Worth A Look: 67.74%
Pretty Bad: 0%
Total Crap: 0%
3 reviews, 13 user ratings
by Chris Parry
Fame and fortune has never really gone hand in hand with talent in the world of rock and roll. Elvis used the music of earlier blues singers to launch himself to stardom, the Beatles couldn't write a note when they kicked off their careers, and the Monkees were a creation of TV executives and marketing suits. Fast forward a handful of decades down the line and you find not much has changed; the next big musical star is as likely to be chosen as part of a reality TV show as they are from years of honing their art. Ondi Timoner began documenting two musical groups credited with having a ton of talent a little over seven years ago, hoping to catch their star on film as it began to rise. One of the groups, the Dandy Warhols, did just that, hooking into a record deal and making it big. The other group, The Brain Jonestown Massacre, descended into a drug-fuelled plunge into the fiery pits of musical hell. DiG! is their story.As Ondi Timoner's documentary begins, the first question that may pop into your head is "what was all the fuss about?" DiG! has been lauded at Sundance, where it won the Grand Jury Documentary Prize, and had a huge buzz attached to it going into Austin's South By Southwest Film Festival, but the first half hour of this film really doesn't prepare you for the rolling car wreck that is to follow. Puffy and laudatory, it spends a long time telling you what musical gods its subjects are, leaving you thinking that what you're seeing was bought and paid for by the bands themselves.
"It's Hoop Dreams in the music world."
But that's the tip of a very interesting iceberg, and anyone walking out of DiG! early would be missing one of the most spectacular incidents of self destruction ever witnessed by the documentarian's camera.

Layout annotation records:
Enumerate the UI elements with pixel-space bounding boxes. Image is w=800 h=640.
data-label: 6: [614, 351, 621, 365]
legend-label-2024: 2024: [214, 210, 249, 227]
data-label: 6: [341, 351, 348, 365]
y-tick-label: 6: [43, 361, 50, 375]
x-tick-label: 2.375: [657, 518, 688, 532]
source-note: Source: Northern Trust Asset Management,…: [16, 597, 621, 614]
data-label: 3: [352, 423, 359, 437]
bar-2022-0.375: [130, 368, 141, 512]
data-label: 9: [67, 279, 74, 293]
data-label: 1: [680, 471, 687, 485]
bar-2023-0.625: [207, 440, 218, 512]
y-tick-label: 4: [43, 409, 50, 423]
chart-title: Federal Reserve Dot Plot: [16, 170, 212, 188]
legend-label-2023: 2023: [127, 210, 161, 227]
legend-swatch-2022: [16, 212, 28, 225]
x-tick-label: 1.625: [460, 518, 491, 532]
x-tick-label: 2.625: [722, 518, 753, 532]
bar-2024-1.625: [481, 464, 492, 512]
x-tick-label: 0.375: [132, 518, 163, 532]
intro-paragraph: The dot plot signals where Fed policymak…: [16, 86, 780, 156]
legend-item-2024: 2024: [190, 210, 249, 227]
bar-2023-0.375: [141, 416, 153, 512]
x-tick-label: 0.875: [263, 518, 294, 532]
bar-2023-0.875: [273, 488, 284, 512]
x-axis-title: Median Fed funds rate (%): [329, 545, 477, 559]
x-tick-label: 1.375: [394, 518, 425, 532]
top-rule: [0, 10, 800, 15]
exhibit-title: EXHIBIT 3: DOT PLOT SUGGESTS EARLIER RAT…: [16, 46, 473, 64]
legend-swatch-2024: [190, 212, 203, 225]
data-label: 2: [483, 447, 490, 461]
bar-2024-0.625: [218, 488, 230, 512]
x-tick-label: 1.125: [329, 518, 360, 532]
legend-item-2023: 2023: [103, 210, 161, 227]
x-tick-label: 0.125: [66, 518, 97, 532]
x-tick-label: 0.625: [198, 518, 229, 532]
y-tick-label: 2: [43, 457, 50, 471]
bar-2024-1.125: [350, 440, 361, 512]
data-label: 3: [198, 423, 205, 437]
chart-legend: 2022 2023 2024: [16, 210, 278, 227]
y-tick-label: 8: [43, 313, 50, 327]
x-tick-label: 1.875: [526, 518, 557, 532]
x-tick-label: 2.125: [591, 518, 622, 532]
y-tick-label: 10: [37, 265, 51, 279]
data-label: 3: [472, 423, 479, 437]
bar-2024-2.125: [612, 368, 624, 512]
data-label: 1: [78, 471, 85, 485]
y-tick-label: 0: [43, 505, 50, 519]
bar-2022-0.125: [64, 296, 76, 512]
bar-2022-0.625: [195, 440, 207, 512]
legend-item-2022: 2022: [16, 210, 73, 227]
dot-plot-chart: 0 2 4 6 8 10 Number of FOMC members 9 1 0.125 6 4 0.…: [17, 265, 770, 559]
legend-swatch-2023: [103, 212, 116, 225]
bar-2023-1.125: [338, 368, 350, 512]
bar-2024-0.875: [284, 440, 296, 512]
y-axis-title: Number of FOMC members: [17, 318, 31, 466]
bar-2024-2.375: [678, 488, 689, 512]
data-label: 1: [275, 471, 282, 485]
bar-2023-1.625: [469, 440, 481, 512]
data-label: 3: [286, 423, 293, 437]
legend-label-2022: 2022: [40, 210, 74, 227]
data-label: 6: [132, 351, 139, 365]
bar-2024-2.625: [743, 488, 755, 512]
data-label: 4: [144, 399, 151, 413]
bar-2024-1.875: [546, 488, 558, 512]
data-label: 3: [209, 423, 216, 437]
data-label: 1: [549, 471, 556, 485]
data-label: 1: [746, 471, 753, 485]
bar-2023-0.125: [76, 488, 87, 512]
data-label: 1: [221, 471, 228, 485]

STATED EXERCISE: Please answer from the DiG! review: what prize did the documentary win at Sundance?

COMPLETED TASK: The Grand Jury Documentary Prize.